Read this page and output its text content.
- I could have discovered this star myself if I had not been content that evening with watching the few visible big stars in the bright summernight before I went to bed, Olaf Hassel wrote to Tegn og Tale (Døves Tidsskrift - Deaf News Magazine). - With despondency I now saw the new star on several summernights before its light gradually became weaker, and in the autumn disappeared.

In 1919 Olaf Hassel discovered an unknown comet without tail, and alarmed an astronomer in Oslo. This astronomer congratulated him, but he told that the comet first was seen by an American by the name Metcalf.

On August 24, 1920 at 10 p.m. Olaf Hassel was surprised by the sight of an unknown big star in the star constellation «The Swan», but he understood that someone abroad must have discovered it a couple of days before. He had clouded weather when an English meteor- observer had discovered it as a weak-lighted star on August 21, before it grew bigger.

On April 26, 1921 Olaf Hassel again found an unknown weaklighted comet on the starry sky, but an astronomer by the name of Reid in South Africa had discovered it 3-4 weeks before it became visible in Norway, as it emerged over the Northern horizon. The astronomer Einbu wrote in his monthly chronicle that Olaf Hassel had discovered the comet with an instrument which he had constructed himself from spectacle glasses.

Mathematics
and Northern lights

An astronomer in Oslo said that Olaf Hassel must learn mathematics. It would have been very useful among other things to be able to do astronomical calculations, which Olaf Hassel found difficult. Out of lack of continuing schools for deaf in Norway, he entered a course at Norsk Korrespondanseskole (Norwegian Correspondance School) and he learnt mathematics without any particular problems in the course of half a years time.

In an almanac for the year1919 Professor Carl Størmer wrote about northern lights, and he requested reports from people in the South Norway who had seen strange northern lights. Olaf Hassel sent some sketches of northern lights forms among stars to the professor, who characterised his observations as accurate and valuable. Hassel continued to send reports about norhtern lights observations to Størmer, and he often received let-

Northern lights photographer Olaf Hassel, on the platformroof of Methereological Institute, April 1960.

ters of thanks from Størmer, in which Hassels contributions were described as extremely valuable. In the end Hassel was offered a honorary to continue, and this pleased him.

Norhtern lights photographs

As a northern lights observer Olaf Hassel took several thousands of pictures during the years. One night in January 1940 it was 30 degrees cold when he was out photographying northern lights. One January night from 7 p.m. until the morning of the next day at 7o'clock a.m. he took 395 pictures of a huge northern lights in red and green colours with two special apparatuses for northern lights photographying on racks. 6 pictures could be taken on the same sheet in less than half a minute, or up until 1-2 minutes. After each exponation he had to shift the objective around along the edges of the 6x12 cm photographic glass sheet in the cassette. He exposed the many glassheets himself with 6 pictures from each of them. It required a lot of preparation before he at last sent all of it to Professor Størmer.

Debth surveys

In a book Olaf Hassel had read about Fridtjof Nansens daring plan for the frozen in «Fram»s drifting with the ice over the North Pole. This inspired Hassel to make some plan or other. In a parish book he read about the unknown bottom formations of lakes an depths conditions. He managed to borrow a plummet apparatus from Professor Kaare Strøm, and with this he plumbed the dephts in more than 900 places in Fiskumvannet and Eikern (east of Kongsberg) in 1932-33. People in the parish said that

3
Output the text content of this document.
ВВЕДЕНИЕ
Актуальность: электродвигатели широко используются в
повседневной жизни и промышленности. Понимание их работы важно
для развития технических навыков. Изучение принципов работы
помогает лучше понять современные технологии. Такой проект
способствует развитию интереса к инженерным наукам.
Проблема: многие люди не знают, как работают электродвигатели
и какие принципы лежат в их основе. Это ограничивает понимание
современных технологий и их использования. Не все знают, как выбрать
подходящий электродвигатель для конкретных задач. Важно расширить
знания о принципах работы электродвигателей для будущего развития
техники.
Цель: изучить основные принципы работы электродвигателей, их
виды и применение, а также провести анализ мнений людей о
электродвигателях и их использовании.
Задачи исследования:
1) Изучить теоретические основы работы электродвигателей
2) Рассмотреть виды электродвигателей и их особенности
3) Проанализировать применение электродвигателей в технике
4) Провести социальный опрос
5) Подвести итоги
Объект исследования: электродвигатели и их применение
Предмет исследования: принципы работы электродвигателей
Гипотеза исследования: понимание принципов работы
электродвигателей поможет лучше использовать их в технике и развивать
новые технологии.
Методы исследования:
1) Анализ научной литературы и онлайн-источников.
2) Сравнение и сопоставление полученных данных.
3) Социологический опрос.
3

####

Give only the number of lines in the material above where the string "April" appears.

■ Solution for this problem ■
2